Records for this task:
++++++

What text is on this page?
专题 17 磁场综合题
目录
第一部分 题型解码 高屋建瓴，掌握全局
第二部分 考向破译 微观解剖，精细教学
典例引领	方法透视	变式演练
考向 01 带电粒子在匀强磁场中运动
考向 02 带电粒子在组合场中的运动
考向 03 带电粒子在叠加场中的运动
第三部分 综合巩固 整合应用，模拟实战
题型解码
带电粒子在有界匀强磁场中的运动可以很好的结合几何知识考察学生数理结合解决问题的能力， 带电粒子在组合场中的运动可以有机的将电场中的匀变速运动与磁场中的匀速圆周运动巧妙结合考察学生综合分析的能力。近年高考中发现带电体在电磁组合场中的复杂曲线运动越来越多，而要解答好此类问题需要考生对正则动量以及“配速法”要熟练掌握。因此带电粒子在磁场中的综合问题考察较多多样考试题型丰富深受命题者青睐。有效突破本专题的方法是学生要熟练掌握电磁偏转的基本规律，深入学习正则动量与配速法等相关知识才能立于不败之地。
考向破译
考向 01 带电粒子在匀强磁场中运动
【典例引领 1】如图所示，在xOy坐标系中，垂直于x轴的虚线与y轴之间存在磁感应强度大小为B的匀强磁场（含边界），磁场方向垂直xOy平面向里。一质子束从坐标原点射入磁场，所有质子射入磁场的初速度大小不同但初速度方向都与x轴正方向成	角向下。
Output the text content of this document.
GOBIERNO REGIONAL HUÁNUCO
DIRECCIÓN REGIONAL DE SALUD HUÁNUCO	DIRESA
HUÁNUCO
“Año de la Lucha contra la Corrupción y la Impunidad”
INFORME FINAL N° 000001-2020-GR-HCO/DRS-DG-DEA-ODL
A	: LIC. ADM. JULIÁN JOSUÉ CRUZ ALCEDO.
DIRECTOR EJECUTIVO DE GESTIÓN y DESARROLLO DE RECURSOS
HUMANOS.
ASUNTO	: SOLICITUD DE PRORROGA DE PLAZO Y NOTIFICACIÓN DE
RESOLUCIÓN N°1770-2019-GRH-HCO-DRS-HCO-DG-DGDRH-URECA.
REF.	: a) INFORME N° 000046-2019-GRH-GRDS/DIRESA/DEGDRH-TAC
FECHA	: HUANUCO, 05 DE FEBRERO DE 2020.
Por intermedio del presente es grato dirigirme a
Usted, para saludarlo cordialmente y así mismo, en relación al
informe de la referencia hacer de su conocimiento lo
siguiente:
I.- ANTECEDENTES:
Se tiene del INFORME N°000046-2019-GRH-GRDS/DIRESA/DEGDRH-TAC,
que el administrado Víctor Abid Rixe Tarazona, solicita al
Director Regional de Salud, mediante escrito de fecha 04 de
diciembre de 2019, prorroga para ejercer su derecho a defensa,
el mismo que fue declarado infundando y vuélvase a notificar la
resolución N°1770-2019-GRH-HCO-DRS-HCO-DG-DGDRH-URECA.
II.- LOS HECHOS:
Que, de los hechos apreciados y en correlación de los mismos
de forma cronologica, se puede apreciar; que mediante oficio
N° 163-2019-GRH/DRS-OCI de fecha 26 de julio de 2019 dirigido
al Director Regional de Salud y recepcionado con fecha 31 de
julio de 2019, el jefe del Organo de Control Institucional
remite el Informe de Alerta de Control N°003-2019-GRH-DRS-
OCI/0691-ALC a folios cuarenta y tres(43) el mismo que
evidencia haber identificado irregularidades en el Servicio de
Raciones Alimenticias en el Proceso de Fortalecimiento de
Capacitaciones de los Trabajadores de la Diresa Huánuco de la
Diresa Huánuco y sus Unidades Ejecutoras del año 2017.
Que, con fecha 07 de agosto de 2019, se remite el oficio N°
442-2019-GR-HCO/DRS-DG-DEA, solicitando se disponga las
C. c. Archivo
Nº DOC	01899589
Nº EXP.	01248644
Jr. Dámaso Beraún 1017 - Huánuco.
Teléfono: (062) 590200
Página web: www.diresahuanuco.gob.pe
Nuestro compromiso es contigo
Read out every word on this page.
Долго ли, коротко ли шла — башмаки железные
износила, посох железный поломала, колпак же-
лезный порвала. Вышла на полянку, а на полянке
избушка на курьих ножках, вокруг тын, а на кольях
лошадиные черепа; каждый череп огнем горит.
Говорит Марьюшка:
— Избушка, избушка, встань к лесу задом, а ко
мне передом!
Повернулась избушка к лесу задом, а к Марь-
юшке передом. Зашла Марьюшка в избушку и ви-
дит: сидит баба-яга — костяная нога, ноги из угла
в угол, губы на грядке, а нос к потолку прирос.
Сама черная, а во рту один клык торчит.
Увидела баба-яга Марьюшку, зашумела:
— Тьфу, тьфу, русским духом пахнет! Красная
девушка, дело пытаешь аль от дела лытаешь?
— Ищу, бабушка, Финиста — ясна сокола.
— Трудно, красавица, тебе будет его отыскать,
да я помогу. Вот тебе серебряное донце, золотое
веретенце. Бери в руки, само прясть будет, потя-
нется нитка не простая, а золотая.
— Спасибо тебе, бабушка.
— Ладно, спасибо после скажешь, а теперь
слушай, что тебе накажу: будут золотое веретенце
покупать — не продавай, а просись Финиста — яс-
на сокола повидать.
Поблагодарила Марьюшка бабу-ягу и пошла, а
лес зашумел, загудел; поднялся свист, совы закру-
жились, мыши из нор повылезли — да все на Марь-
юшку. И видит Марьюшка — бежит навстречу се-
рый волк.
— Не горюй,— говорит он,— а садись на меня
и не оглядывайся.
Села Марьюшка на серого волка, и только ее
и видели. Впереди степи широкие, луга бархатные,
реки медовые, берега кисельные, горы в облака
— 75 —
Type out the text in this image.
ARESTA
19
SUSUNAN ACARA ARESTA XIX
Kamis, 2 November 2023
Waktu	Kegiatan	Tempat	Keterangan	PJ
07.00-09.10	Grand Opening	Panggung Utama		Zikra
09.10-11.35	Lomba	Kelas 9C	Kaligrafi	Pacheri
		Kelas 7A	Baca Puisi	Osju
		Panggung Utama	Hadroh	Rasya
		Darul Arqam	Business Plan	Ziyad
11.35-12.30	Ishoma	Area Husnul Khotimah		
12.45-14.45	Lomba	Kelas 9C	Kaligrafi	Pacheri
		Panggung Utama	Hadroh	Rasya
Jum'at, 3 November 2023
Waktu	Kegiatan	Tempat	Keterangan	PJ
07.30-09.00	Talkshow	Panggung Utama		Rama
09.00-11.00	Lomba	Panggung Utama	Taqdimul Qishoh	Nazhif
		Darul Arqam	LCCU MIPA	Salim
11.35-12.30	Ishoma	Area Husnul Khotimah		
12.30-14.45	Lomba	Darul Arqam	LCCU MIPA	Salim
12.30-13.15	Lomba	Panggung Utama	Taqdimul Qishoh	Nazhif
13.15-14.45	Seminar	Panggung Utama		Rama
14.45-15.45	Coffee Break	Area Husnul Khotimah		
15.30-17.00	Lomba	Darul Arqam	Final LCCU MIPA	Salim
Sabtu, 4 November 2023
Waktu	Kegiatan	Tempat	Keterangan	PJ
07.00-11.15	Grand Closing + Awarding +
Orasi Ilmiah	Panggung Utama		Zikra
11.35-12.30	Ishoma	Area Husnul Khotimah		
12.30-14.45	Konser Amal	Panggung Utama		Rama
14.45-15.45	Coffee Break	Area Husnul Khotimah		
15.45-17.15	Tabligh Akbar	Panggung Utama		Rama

++++++

Task instructions: Return all the data above once more, precisely as given.

Correct response:
What text is on this page?
专题 17 磁场综合题
目录
第一部分 题型解码 高屋建瓴，掌握全局
第二部分 考向破译 微观解剖，精细教学
典例引领	方法透视	变式演练
考向 01 带电粒子在匀强磁场中运动
考向 02 带电粒子在组合场中的运动
考向 03 带电粒子在叠加场中的运动
第三部分 综合巩固 整合应用，模拟实战
题型解码
带电粒子在有界匀强磁场中的运动可以很好的结合几何知识考察学生数理结合解决问题的能力， 带电粒子在组合场中的运动可以有机的将电场中的匀变速运动与磁场中的匀速圆周运动巧妙结合考察学生综合分析的能力。近年高考中发现带电体在电磁组合场中的复杂曲线运动越来越多，而要解答好此类问题需要考生对正则动量以及“配速法”要熟练掌握。因此带电粒子在磁场中的综合问题考察较多多样考试题型丰富深受命题者青睐。有效突破本专题的方法是学生要熟练掌握电磁偏转的基本规律，深入学习正则动量与配速法等相关知识才能立于不败之地。
考向破译
考向 01 带电粒子在匀强磁场中运动
【典例引领 1】如图所示，在xOy坐标系中，垂直于x轴的虚线与y轴之间存在磁感应强度大小为B的匀强磁场（含边界），磁场方向垂直xOy平面向里。一质子束从坐标原点射入磁场，所有质子射入磁场的初速度大小不同但初速度方向都与x轴正方向成	角向下。
Output the text content of this document.
GOBIERNO REGIONAL HUÁNUCO
DIRECCIÓN REGIONAL DE SALUD HUÁNUCO	DIRESA
HUÁNUCO
“Año de la Lucha contra la Corrupción y la Impunidad”
INFORME FINAL N° 000001-2020-GR-HCO/DRS-DG-DEA-ODL
A	: LIC. ADM. JULIÁN JOSUÉ CRUZ ALCEDO.
DIRECTOR EJECUTIVO DE GESTIÓN y DESARROLLO DE RECURSOS
HUMANOS.
ASUNTO	: SOLICITUD DE PRORROGA DE PLAZO Y NOTIFICACIÓN DE
RESOLUCIÓN N°1770-2019-GRH-HCO-DRS-HCO-DG-DGDRH-URECA.
REF.	: a) INFORME N° 000046-2019-GRH-GRDS/DIRESA/DEGDRH-TAC
FECHA	: HUANUCO, 05 DE FEBRERO DE 2020.
Por intermedio del presente es grato dirigirme a
Usted, para saludarlo cordialmente y así mismo, en relación al
informe de la referencia hacer de su conocimiento lo
siguiente:
I.- ANTECEDENTES:
Se tiene del INFORME N°000046-2019-GRH-GRDS/DIRESA/DEGDRH-TAC,
que el administrado Víctor Abid Rixe Tarazona, solicita al
Director Regional de Salud, mediante escrito de fecha 04 de
diciembre de 2019, prorroga para ejercer su derecho a defensa,
el mismo que fue declarado infundando y vuélvase a notificar la
resolución N°1770-2019-GRH-HCO-DRS-HCO-DG-DGDRH-URECA.
II.- LOS HECHOS:
Que, de los hechos apreciados y en correlación de los mismos
de forma cronologica, se puede apreciar; que mediante oficio
N° 163-2019-GRH/DRS-OCI de fecha 26 de julio de 2019 dirigido
al Director Regional de Salud y recepcionado con fecha 31 de
julio de 2019, el jefe del Organo de Control Institucional
remite el Informe de Alerta de Control N°003-2019-GRH-DRS-
OCI/0691-ALC a folios cuarenta y tres(43) el mismo que
evidencia haber identificado irregularidades en el Servicio de
Raciones Alimenticias en el Proceso de Fortalecimiento de
Capacitaciones de los Trabajadores de la Diresa Huánuco de la
Diresa Huánuco y sus Unidades Ejecutoras del año 2017.
Que, con fecha 07 de agosto de 2019, se remite el oficio N°
442-2019-GR-HCO/DRS-DG-DEA, solicitando se disponga las
C. c. Archivo
Nº DOC	01899589
Nº EXP.	01248644
Jr. Dámaso Beraún 1017 - Huánuco.
Teléfono: (062) 590200
Página web: www.diresahuanuco.gob.pe
Nuestro compromiso es contigo
Read out every word on this page.
Долго ли, коротко ли шла — башмаки железные
износила, посох железный поломала, колпак же-
лезный порвала. Вышла на полянку, а на полянке
избушка на курьих ножках, вокруг тын, а на кольях
лошадиные черепа; каждый череп огнем горит.
Говорит Марьюшка:
— Избушка, избушка, встань к лесу задом, а ко
мне передом!
Повернулась избушка к лесу задом, а к Марь-
юшке передом. Зашла Марьюшка в избушку и ви-
дит: сидит баба-яга — костяная нога, ноги из угла
в угол, губы на грядке, а нос к потолку прирос.
Сама черная, а во рту один клык торчит.
Увидела баба-яга Марьюшку, зашумела:
— Тьфу, тьфу, русским духом пахнет! Красная
девушка, дело пытаешь аль от дела лытаешь?
— Ищу, бабушка, Финиста — ясна сокола.
— Трудно, красавица, тебе будет его отыскать,
да я помогу. Вот тебе серебряное донце, золотое
веретенце. Бери в руки, само прясть будет, потя-
нется нитка не простая, а золотая.
— Спасибо тебе, бабушка.
— Ладно, спасибо после скажешь, а теперь
слушай, что тебе накажу: будут золотое веретенце
покупать — не продавай, а просись Финиста — яс-
на сокола повидать.
Поблагодарила Марьюшка бабу-ягу и пошла, а
лес зашумел, загудел; поднялся свист, совы закру-
жились, мыши из нор повылезли — да все на Марь-
юшку. И видит Марьюшка — бежит навстречу се-
рый волк.
— Не горюй,— говорит он,— а садись на меня
и не оглядывайся.
Села Марьюшка на серого волка, и только ее
и видели. Впереди степи широкие, луга бархатные,
реки медовые, берега кисельные, горы в облака
— 75 —
Type out the text in this image.
ARESTA
19
SUSUNAN ACARA ARESTA XIX
Kamis, 2 November 2023
Waktu	Kegiatan	Tempat	Keterangan	PJ
07.00-09.10	Grand Opening	Panggung Utama		Zikra
09.10-11.35	Lomba	Kelas 9C	Kaligrafi	Pacheri
		Kelas 7A	Baca Puisi	Osju
		Panggung Utama	Hadroh	Rasya
		Darul Arqam	Business Plan	Ziyad
11.35-12.30	Ishoma	Area Husnul Khotimah		
12.45-14.45	Lomba	Kelas 9C	Kaligrafi	Pacheri
		Panggung Utama	Hadroh	Rasya
Jum'at, 3 November 2023
Waktu	Kegiatan	Tempat	Keterangan	PJ
07.30-09.00	Talkshow	Panggung Utama		Rama
09.00-11.00	Lomba	Panggung Utama	Taqdimul Qishoh	Nazhif
		Darul Arqam	LCCU MIPA	Salim
11.35-12.30	Ishoma	Area Husnul Khotimah		
12.30-14.45	Lomba	Darul Arqam	LCCU MIPA	Salim
12.30-13.15	Lomba	Panggung Utama	Taqdimul Qishoh	Nazhif
13.15-14.45	Seminar	Panggung Utama		Rama
14.45-15.45	Coffee Break	Area Husnul Khotimah		
15.30-17.00	Lomba	Darul Arqam	Final LCCU MIPA	Salim
Sabtu, 4 November 2023
Waktu	Kegiatan	Tempat	Keterangan	PJ
07.00-11.15	Grand Closing + Awarding +
Orasi Ilmiah	Panggung Utama		Zikra
11.35-12.30	Ishoma	Area Husnul Khotimah		
12.30-14.45	Konser Amal	Panggung Utama		Rama
14.45-15.45	Coffee Break	Area Husnul Khotimah		
15.45-17.15	Tabligh Akbar	Panggung Utama		Rama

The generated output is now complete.